-- begin Input for this task --

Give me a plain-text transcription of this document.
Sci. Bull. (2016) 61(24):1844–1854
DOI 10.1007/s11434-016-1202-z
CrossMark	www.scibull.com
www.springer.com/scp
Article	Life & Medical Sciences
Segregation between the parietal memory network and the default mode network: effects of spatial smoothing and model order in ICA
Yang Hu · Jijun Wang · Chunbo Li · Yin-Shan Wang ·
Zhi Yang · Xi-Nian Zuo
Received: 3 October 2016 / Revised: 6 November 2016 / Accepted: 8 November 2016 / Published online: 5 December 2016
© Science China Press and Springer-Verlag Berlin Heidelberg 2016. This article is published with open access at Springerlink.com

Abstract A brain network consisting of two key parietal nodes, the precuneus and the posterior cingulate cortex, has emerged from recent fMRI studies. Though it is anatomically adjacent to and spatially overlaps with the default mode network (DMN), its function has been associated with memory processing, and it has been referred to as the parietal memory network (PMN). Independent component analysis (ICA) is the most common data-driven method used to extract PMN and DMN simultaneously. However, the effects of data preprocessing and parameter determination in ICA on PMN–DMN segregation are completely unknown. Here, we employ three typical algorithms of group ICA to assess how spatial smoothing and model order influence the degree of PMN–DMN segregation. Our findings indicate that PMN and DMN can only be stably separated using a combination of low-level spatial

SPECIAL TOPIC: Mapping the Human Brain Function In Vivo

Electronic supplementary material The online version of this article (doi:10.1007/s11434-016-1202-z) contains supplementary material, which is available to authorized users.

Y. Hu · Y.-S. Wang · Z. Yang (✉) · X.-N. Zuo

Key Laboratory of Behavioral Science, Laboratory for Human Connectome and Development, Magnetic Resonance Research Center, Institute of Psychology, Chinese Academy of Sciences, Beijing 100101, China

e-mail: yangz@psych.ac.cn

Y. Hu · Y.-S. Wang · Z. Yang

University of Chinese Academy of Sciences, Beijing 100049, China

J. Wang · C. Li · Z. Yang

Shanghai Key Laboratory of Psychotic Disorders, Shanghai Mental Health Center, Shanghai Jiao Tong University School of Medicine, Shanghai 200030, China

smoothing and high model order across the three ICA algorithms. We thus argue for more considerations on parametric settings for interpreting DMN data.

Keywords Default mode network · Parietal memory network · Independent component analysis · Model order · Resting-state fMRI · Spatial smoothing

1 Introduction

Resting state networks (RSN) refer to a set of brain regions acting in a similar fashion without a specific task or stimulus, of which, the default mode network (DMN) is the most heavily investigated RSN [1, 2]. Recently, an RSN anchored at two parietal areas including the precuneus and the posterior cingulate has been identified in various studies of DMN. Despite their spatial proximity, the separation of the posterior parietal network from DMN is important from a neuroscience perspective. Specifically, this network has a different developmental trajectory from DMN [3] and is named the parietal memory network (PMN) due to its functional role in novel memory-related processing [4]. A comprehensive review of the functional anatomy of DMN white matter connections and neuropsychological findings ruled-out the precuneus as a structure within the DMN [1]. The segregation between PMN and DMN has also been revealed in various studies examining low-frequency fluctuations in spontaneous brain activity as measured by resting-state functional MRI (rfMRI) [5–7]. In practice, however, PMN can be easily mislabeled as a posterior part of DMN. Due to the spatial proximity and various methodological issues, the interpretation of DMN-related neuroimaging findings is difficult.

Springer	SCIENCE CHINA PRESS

-- end Input for this task --

The data above must be returned in full, exactly as written.

• **Written answer**
Give me a plain-text transcription of this document.
Sci. Bull. (2016) 61(24):1844–1854
DOI 10.1007/s11434-016-1202-z
CrossMark	www.scibull.com
www.springer.com/scp
Article	Life & Medical Sciences
Segregation between the parietal memory network and the default mode network: effects of spatial smoothing and model order in ICA
Yang Hu · Jijun Wang · Chunbo Li · Yin-Shan Wang ·
Zhi Yang · Xi-Nian Zuo
Received: 3 October 2016 / Revised: 6 November 2016 / Accepted: 8 November 2016 / Published online: 5 December 2016
© Science China Press and Springer-Verlag Berlin Heidelberg 2016. This article is published with open access at Springerlink.com

Abstract A brain network consisting of two key parietal nodes, the precuneus and the posterior cingulate cortex, has emerged from recent fMRI studies. Though it is anatomically adjacent to and spatially overlaps with the default mode network (DMN), its function has been associated with memory processing, and it has been referred to as the parietal memory network (PMN). Independent component analysis (ICA) is the most common data-driven method used to extract PMN and DMN simultaneously. However, the effects of data preprocessing and parameter determination in ICA on PMN–DMN segregation are completely unknown. Here, we employ three typical algorithms of group ICA to assess how spatial smoothing and model order influence the degree of PMN–DMN segregation. Our findings indicate that PMN and DMN can only be stably separated using a combination of low-level spatial

SPECIAL TOPIC: Mapping the Human Brain Function In Vivo

Electronic supplementary material The online version of this article (doi:10.1007/s11434-016-1202-z) contains supplementary material, which is available to authorized users.

Y. Hu · Y.-S. Wang · Z. Yang (✉) · X.-N. Zuo

Key Laboratory of Behavioral Science, Laboratory for Human Connectome and Development, Magnetic Resonance Research Center, Institute of Psychology, Chinese Academy of Sciences, Beijing 100101, China

e-mail: yangz@psych.ac.cn

Y. Hu · Y.-S. Wang · Z. Yang

University of Chinese Academy of Sciences, Beijing 100049, China

J. Wang · C. Li · Z. Yang

Shanghai Key Laboratory of Psychotic Disorders, Shanghai Mental Health Center, Shanghai Jiao Tong University School of Medicine, Shanghai 200030, China

smoothing and high model order across the three ICA algorithms. We thus argue for more considerations on parametric settings for interpreting DMN data.

Keywords Default mode network · Parietal memory network · Independent component analysis · Model order · Resting-state fMRI · Spatial smoothing

1 Introduction

Resting state networks (RSN) refer to a set of brain regions acting in a similar fashion without a specific task or stimulus, of which, the default mode network (DMN) is the most heavily investigated RSN [1, 2]. Recently, an RSN anchored at two parietal areas including the precuneus and the posterior cingulate has been identified in various studies of DMN. Despite their spatial proximity, the separation of the posterior parietal network from DMN is important from a neuroscience perspective. Specifically, this network has a different developmental trajectory from DMN [3] and is named the parietal memory network (PMN) due to its functional role in novel memory-related processing [4]. A comprehensive review of the functional anatomy of DMN white matter connections and neuropsychological findings ruled-out the precuneus as a structure within the DMN [1]. The segregation between PMN and DMN has also been revealed in various studies examining low-frequency fluctuations in spontaneous brain activity as measured by resting-state functional MRI (rfMRI) [5–7]. In practice, however, PMN can be easily mislabeled as a posterior part of DMN. Due to the spatial proximity and various methodological issues, the interpretation of DMN-related neuroimaging findings is difficult.

Springer	SCIENCE CHINA PRESS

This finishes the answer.